** Stored rows **
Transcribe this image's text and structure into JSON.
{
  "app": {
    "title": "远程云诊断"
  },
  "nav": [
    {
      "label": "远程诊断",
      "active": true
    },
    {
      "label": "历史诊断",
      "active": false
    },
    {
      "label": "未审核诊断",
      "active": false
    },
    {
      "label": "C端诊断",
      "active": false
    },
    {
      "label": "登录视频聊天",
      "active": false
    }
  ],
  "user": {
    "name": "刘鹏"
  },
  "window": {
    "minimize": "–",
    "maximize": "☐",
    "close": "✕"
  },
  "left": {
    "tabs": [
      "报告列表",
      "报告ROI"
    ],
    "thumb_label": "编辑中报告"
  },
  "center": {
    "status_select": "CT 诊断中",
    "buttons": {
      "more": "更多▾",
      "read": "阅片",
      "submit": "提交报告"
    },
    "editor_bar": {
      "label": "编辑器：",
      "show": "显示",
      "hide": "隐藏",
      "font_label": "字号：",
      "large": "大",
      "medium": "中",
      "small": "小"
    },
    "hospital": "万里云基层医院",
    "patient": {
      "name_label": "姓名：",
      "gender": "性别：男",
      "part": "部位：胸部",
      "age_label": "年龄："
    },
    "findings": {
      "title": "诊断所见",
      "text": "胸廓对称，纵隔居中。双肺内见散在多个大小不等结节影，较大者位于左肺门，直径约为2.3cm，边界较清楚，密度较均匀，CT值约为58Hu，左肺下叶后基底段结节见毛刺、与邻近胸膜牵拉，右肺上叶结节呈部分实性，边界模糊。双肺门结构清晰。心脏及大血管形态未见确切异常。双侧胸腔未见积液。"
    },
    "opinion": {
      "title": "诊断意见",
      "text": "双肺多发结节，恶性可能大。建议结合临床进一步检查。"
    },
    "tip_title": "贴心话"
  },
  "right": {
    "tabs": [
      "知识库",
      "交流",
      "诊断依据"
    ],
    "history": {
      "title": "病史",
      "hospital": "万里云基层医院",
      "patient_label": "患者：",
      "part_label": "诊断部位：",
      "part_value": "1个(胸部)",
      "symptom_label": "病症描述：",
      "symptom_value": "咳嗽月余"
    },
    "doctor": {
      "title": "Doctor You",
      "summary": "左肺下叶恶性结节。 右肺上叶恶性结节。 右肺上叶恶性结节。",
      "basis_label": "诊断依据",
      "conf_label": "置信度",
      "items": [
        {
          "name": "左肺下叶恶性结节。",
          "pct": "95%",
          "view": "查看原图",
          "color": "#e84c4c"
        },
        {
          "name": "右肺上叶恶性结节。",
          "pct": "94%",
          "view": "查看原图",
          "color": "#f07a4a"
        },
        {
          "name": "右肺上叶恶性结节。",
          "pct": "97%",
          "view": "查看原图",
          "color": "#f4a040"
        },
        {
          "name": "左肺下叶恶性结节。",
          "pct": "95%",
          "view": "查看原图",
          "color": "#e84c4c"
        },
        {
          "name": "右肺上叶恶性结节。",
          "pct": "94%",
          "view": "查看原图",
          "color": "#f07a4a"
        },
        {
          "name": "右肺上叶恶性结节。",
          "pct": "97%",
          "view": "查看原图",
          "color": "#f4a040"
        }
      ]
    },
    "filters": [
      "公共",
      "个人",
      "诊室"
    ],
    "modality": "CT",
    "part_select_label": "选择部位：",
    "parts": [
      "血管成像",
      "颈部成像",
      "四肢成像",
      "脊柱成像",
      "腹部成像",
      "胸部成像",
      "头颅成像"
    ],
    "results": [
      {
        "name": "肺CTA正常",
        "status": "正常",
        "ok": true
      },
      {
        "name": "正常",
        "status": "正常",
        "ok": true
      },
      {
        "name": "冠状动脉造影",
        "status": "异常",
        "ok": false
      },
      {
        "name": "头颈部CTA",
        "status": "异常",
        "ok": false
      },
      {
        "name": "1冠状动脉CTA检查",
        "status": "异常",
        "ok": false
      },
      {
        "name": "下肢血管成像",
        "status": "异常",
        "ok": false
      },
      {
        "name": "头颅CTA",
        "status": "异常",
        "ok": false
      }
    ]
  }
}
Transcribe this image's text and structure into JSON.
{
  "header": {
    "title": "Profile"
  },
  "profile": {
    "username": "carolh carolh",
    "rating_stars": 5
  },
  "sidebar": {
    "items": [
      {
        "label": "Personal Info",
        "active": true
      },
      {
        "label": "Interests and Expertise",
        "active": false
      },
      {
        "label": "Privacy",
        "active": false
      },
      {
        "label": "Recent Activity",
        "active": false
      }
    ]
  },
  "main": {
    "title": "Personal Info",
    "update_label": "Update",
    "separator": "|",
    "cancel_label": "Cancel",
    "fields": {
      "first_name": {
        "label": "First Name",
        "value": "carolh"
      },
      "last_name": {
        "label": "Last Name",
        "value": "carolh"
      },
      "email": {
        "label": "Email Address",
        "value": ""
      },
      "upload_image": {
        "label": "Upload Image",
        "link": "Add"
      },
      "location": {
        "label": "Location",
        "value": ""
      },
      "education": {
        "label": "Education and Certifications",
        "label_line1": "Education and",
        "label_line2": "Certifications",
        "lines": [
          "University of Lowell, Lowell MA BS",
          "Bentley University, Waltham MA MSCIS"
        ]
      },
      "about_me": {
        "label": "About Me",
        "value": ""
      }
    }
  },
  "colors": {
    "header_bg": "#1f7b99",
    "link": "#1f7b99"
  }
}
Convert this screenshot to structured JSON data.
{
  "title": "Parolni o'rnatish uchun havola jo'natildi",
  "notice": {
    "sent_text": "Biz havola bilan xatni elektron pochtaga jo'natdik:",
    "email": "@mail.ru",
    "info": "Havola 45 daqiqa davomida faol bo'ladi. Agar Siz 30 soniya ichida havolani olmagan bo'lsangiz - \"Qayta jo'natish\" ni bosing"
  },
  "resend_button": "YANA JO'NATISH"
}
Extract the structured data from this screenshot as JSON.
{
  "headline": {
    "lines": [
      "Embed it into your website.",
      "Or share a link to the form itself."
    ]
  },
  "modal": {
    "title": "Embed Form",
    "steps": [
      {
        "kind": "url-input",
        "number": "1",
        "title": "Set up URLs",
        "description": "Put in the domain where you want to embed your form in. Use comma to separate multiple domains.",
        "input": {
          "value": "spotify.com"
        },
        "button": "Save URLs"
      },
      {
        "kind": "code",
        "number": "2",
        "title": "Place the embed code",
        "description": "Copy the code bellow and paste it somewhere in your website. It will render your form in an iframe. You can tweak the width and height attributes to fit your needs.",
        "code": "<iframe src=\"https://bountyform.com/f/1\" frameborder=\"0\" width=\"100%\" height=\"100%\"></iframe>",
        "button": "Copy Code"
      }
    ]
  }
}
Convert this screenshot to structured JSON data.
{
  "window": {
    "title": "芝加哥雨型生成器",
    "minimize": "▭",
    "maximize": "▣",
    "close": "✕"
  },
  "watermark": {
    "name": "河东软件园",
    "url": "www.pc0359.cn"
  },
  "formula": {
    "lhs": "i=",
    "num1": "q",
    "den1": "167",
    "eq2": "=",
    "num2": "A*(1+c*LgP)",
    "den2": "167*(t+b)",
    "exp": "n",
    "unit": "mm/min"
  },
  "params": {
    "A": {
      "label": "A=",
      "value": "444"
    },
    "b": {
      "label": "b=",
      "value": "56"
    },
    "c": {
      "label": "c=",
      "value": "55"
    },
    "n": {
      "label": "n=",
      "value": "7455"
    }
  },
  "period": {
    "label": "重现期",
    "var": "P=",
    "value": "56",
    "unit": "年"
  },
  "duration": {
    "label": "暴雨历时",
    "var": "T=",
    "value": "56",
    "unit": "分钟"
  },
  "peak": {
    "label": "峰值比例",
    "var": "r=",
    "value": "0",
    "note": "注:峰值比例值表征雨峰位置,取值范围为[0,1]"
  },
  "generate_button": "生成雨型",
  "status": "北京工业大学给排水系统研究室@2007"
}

** Given exercise **
Produce an exact copy of all the records.

** Answer for this exercise **
Transcribe this image's text and structure into JSON.
{
  "app": {
    "title": "远程云诊断"
  },
  "nav": [
    {
      "label": "远程诊断",
      "active": true
    },
    {
      "label": "历史诊断",
      "active": false
    },
    {
      "label": "未审核诊断",
      "active": false
    },
    {
      "label": "C端诊断",
      "active": false
    },
    {
      "label": "登录视频聊天",
      "active": false
    }
  ],
  "user": {
    "name": "刘鹏"
  },
  "window": {
    "minimize": "–",
    "maximize": "☐",
    "close": "✕"
  },
  "left": {
    "tabs": [
      "报告列表",
      "报告ROI"
    ],
    "thumb_label": "编辑中报告"
  },
  "center": {
    "status_select": "CT 诊断中",
    "buttons": {
      "more": "更多▾",
      "read": "阅片",
      "submit": "提交报告"
    },
    "editor_bar": {
      "label": "编辑器：",
      "show": "显示",
      "hide": "隐藏",
      "font_label": "字号：",
      "large": "大",
      "medium": "中",
      "small": "小"
    },
    "hospital": "万里云基层医院",
    "patient": {
      "name_label": "姓名：",
      "gender": "性别：男",
      "part": "部位：胸部",
      "age_label": "年龄："
    },
    "findings": {
      "title": "诊断所见",
      "text": "胸廓对称，纵隔居中。双肺内见散在多个大小不等结节影，较大者位于左肺门，直径约为2.3cm，边界较清楚，密度较均匀，CT值约为58Hu，左肺下叶后基底段结节见毛刺、与邻近胸膜牵拉，右肺上叶结节呈部分实性，边界模糊。双肺门结构清晰。心脏及大血管形态未见确切异常。双侧胸腔未见积液。"
    },
    "opinion": {
      "title": "诊断意见",
      "text": "双肺多发结节，恶性可能大。建议结合临床进一步检查。"
    },
    "tip_title": "贴心话"
  },
  "right": {
    "tabs": [
      "知识库",
      "交流",
      "诊断依据"
    ],
    "history": {
      "title": "病史",
      "hospital": "万里云基层医院",
      "patient_label": "患者：",
      "part_label": "诊断部位：",
      "part_value": "1个(胸部)",
      "symptom_label": "病症描述：",
      "symptom_value": "咳嗽月余"
    },
    "doctor": {
      "title": "Doctor You",
      "summary": "左肺下叶恶性结节。 右肺上叶恶性结节。 右肺上叶恶性结节。",
      "basis_label": "诊断依据",
      "conf_label": "置信度",
      "items": [
        {
          "name": "左肺下叶恶性结节。",
          "pct": "95%",
          "view": "查看原图",
          "color": "#e84c4c"
        },
        {
          "name": "右肺上叶恶性结节。",
          "pct": "94%",
          "view": "查看原图",
          "color": "#f07a4a"
        },
        {
          "name": "右肺上叶恶性结节。",
          "pct": "97%",
          "view": "查看原图",
          "color": "#f4a040"
        },
        {
          "name": "左肺下叶恶性结节。",
          "pct": "95%",
          "view": "查看原图",
          "color": "#e84c4c"
        },
        {
          "name": "右肺上叶恶性结节。",
          "pct": "94%",
          "view": "查看原图",
          "color": "#f07a4a"
        },
        {
          "name": "右肺上叶恶性结节。",
          "pct": "97%",
          "view": "查看原图",
          "color": "#f4a040"
        }
      ]
    },
    "filters": [
      "公共",
      "个人",
      "诊室"
    ],
    "modality": "CT",
    "part_select_label": "选择部位：",
    "parts": [
      "血管成像",
      "颈部成像",
      "四肢成像",
      "脊柱成像",
      "腹部成像",
      "胸部成像",
      "头颅成像"
    ],
    "results": [
      {
        "name": "肺CTA正常",
        "status": "正常",
        "ok": true
      },
      {
        "name": "正常",
        "status": "正常",
        "ok": true
      },
      {
        "name": "冠状动脉造影",
        "status": "异常",
        "ok": false
      },
      {
        "name": "头颈部CTA",
        "status": "异常",
        "ok": false
      },
      {
        "name": "1冠状动脉CTA检查",
        "status": "异常",
        "ok": false
      },
      {
        "name": "下肢血管成像",
        "status": "异常",
        "ok": false
      },
      {
        "name": "头颅CTA",
        "status": "异常",
        "ok": false
      }
    ]
  }
}
Transcribe this image's text and structure into JSON.
{
  "header": {
    "title": "Profile"
  },
  "profile": {
    "username": "carolh carolh",
    "rating_stars": 5
  },
  "sidebar": {
    "items": [
      {
        "label": "Personal Info",
        "active": true
      },
      {
        "label": "Interests and Expertise",
        "active": false
      },
      {
        "label": "Privacy",
        "active": false
      },
      {
        "label": "Recent Activity",
        "active": false
      }
    ]
  },
  "main": {
    "title": "Personal Info",
    "update_label": "Update",
    "separator": "|",
    "cancel_label": "Cancel",
    "fields": {
      "first_name": {
        "label": "First Name",
        "value": "carolh"
      },
      "last_name": {
        "label": "Last Name",
        "value": "carolh"
      },
      "email": {
        "label": "Email Address",
        "value": ""
      },
      "upload_image": {
        "label": "Upload Image",
        "link": "Add"
      },
      "location": {
        "label": "Location",
        "value": ""
      },
      "education": {
        "label": "Education and Certifications",
        "label_line1": "Education and",
        "label_line2": "Certifications",
        "lines": [
          "University of Lowell, Lowell MA BS",
          "Bentley University, Waltham MA MSCIS"
        ]
      },
      "about_me": {
        "label": "About Me",
        "value": ""
      }
    }
  },
  "colors": {
    "header_bg": "#1f7b99",
    "link": "#1f7b99"
  }
}
Convert this screenshot to structured JSON data.
{
  "title": "Parolni o'rnatish uchun havola jo'natildi",
  "notice": {
    "sent_text": "Biz havola bilan xatni elektron pochtaga jo'natdik:",
    "email": "@mail.ru",
    "info": "Havola 45 daqiqa davomida faol bo'ladi. Agar Siz 30 soniya ichida havolani olmagan bo'lsangiz - \"Qayta jo'natish\" ni bosing"
  },
  "resend_button": "YANA JO'NATISH"
}
Extract the structured data from this screenshot as JSON.
{
  "headline": {
    "lines": [
      "Embed it into your website.",
      "Or share a link to the form itself."
    ]
  },
  "modal": {
    "title": "Embed Form",
    "steps": [
      {
        "kind": "url-input",
        "number": "1",
        "title": "Set up URLs",
        "description": "Put in the domain where you want to embed your form in. Use comma to separate multiple domains.",
        "input": {
          "value": "spotify.com"
        },
        "button": "Save URLs"
      },
      {
        "kind": "code",
        "number": "2",
        "title": "Place the embed code",
        "description": "Copy the code bellow and paste it somewhere in your website. It will render your form in an iframe. You can tweak the width and height attributes to fit your needs.",
        "code": "<iframe src=\"https://bountyform.com/f/1\" frameborder=\"0\" width=\"100%\" height=\"100%\"></iframe>",
        "button": "Copy Code"
      }
    ]
  }
}
Convert this screenshot to structured JSON data.
{
  "window": {
    "title": "芝加哥雨型生成器",
    "minimize": "▭",
    "maximize": "▣",
    "close": "✕"
  },
  "watermark": {
    "name": "河东软件园",
    "url": "www.pc0359.cn"
  },
  "formula": {
    "lhs": "i=",
    "num1": "q",
    "den1": "167",
    "eq2": "=",
    "num2": "A*(1+c*LgP)",
    "den2": "167*(t+b)",
    "exp": "n",
    "unit": "mm/min"
  },
  "params": {
    "A": {
      "label": "A=",
      "value": "444"
    },
    "b": {
      "label": "b=",
      "value": "56"
    },
    "c": {
      "label": "c=",
      "value": "55"
    },
    "n": {
      "label": "n=",
      "value": "7455"
    }
  },
  "period": {
    "label": "重现期",
    "var": "P=",
    "value": "56",
    "unit": "年"
  },
  "duration": {
    "label": "暴雨历时",
    "var": "T=",
    "value": "56",
    "unit": "分钟"
  },
  "peak": {
    "label": "峰值比例",
    "var": "r=",
    "value": "0",
    "note": "注:峰值比例值表征雨峰位置,取值范围为[0,1]"
  },
  "generate_button": "生成雨型",
  "status": "北京工业大学给排水系统研究室@2007"
}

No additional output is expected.